> [Your goal]
Collect each line of the records containing the string "document".

-- Data supplied start --

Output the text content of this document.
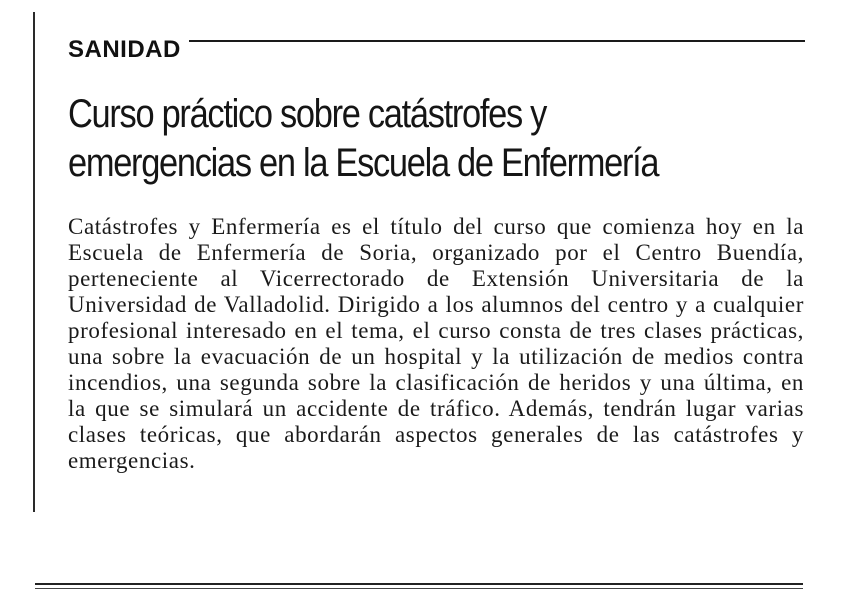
SANIDAD
Curso práctico sobre catástrofes y emergencias en la Escuela de Enfermería

Catástrofes y Enfermería es el título del curso que comienza hoy en la Escuela de Enfermería de Soria, organizado por el Centro Buendía, perteneciente al Vicerrectorado de Extensión Universitaria de la Universidad de Valladolid. Dirigido a los alumnos del centro y a cualquier profesional interesado en el tema, el curso consta de tres clases prácticas, una sobre la evacuación de un hospital y la utilización de medios contra incendios, una segunda sobre la clasificación de heridos y una última, en la que se simulará un accidente de tráfico. Además, tendrán lugar varias clases teóricas, que abordarán aspectos generales de las catástrofes y emergencias.
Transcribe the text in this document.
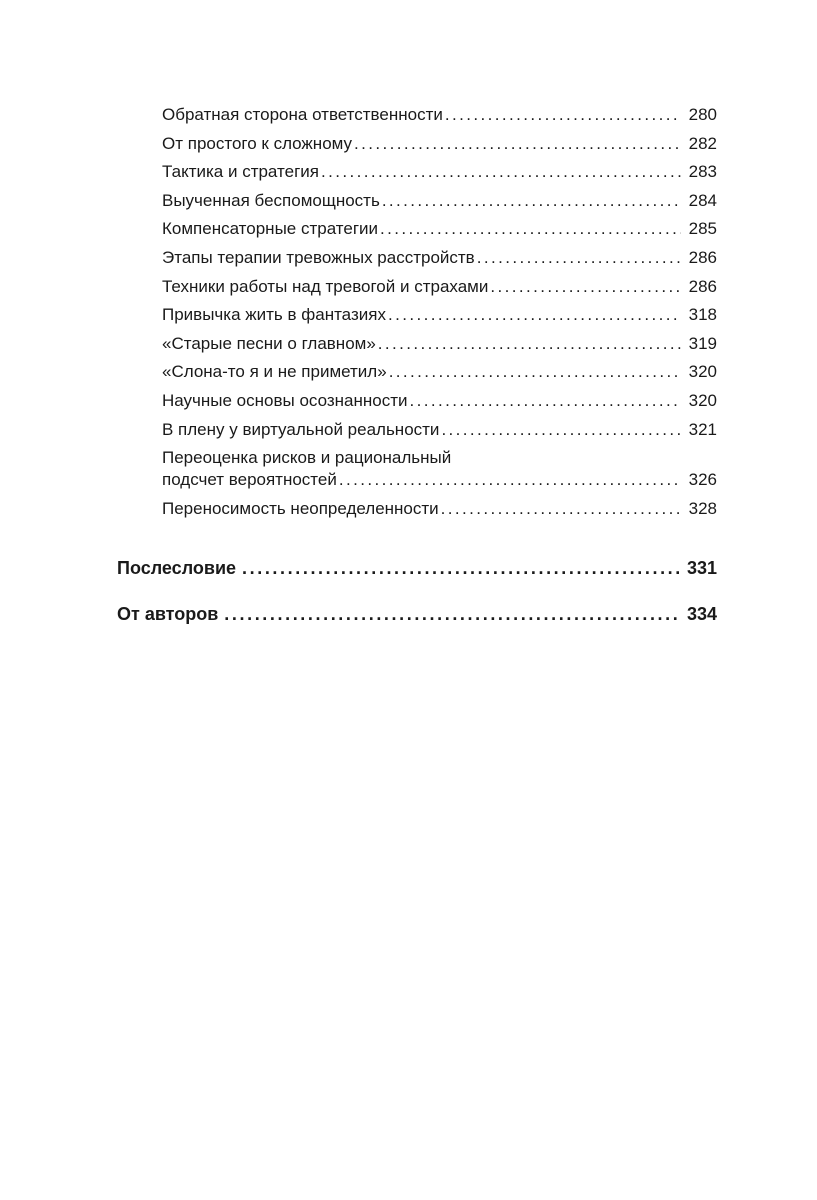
Обратная сторона ответственности .....	280
От простого к сложному .....	282
Тактика и стратегия .....	283
Выученная беспомощность .....	284
Компенсаторные стратегии .....	285
Этапы терапии тревожных расстройств .....	286
Техники работы над тревогой и страхами .....	286
Привычка жить в фантазиях .....	318
«Старые песни о главном» .....	319
«Слона-то я и не приметил» .....	320
Научные основы осознанности .....	320
В плену у виртуальной реальности .....	321
Переоценка рисков и рациональный
подсчет вероятностей .....	326
Переносимость неопределенности .....	328
Послесловие .....	331
От авторов .....	334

-- Data supplied end --

> [Complete response]
Output the text content of this document.
Transcribe the text in this document.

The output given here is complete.